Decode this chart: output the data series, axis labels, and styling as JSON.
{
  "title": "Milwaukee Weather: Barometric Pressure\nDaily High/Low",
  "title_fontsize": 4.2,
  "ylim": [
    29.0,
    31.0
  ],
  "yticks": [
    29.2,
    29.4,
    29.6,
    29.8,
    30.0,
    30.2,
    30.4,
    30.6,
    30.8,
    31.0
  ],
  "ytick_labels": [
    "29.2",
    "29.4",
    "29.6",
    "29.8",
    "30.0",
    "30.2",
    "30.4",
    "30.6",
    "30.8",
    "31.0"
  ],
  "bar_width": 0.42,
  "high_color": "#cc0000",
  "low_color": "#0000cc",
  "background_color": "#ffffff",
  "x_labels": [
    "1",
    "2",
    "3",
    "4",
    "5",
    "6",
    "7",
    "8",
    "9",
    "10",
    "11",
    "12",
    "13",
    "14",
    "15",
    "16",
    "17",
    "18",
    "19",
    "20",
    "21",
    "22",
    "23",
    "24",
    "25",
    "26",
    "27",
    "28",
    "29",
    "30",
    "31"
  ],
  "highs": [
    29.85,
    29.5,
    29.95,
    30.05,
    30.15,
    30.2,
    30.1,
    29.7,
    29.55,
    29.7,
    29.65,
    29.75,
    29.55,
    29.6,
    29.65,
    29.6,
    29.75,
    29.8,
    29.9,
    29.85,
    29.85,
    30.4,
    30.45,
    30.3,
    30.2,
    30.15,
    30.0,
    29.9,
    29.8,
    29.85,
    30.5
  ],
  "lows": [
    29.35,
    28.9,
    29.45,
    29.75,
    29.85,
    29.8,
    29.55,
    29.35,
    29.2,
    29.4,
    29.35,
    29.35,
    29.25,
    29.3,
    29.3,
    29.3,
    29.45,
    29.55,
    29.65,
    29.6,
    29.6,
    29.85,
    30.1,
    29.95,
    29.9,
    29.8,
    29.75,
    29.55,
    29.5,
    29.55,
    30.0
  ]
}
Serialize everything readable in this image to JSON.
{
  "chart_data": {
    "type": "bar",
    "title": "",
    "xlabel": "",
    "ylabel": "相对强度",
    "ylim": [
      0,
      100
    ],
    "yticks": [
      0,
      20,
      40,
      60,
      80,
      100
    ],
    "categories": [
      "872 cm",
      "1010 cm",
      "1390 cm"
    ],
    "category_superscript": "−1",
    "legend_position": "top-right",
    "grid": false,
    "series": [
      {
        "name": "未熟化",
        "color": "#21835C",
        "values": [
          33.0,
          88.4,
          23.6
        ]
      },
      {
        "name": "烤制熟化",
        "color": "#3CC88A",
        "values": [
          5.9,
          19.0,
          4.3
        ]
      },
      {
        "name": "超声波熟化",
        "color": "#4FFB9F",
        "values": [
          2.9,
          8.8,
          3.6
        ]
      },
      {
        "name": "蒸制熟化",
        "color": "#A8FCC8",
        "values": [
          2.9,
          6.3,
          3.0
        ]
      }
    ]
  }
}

##############################

■ What you have to do
Return the lines above exactly, keeping every word.

■ Worked answer
Decode this chart: output the data series, axis labels, and styling as JSON.
{
  "title": "Milwaukee Weather: Barometric Pressure\nDaily High/Low",
  "title_fontsize": 4.2,
  "ylim": [
    29.0,
    31.0
  ],
  "yticks": [
    29.2,
    29.4,
    29.6,
    29.8,
    30.0,
    30.2,
    30.4,
    30.6,
    30.8,
    31.0
  ],
  "ytick_labels": [
    "29.2",
    "29.4",
    "29.6",
    "29.8",
    "30.0",
    "30.2",
    "30.4",
    "30.6",
    "30.8",
    "31.0"
  ],
  "bar_width": 0.42,
  "high_color": "#cc0000",
  "low_color": "#0000cc",
  "background_color": "#ffffff",
  "x_labels": [
    "1",
    "2",
    "3",
    "4",
    "5",
    "6",
    "7",
    "8",
    "9",
    "10",
    "11",
    "12",
    "13",
    "14",
    "15",
    "16",
    "17",
    "18",
    "19",
    "20",
    "21",
    "22",
    "23",
    "24",
    "25",
    "26",
    "27",
    "28",
    "29",
    "30",
    "31"
  ],
  "highs": [
    29.85,
    29.5,
    29.95,
    30.05,
    30.15,
    30.2,
    30.1,
    29.7,
    29.55,
    29.7,
    29.65,
    29.75,
    29.55,
    29.6,
    29.65,
    29.6,
    29.75,
    29.8,
    29.9,
    29.85,
    29.85,
    30.4,
    30.45,
    30.3,
    30.2,
    30.15,
    30.0,
    29.9,
    29.8,
    29.85,
    30.5
  ],
  "lows": [
    29.35,
    28.9,
    29.45,
    29.75,
    29.85,
    29.8,
    29.55,
    29.35,
    29.2,
    29.4,
    29.35,
    29.35,
    29.25,
    29.3,
    29.3,
    29.3,
    29.45,
    29.55,
    29.65,
    29.6,
    29.6,
    29.85,
    30.1,
    29.95,
    29.9,
    29.8,
    29.75,
    29.55,
    29.5,
    29.55,
    30.0
  ]
}
Serialize everything readable in this image to JSON.
{
  "chart_data": {
    "type": "bar",
    "title": "",
    "xlabel": "",
    "ylabel": "相对强度",
    "ylim": [
      0,
      100
    ],
    "yticks": [
      0,
      20,
      40,
      60,
      80,
      100
    ],
    "categories": [
      "872 cm",
      "1010 cm",
      "1390 cm"
    ],
    "category_superscript": "−1",
    "legend_position": "top-right",
    "grid": false,
    "series": [
      {
        "name": "未熟化",
        "color": "#21835C",
        "values": [
          33.0,
          88.4,
          23.6
        ]
      },
      {
        "name": "烤制熟化",
        "color": "#3CC88A",
        "values": [
          5.9,
          19.0,
          4.3
        ]
      },
      {
        "name": "超声波熟化",
        "color": "#4FFB9F",
        "values": [
          2.9,
          8.8,
          3.6
        ]
      },
      {
        "name": "蒸制熟化",
        "color": "#A8FCC8",
        "values": [
          2.9,
          6.3,
          3.0
        ]
      }
    ]
  }
}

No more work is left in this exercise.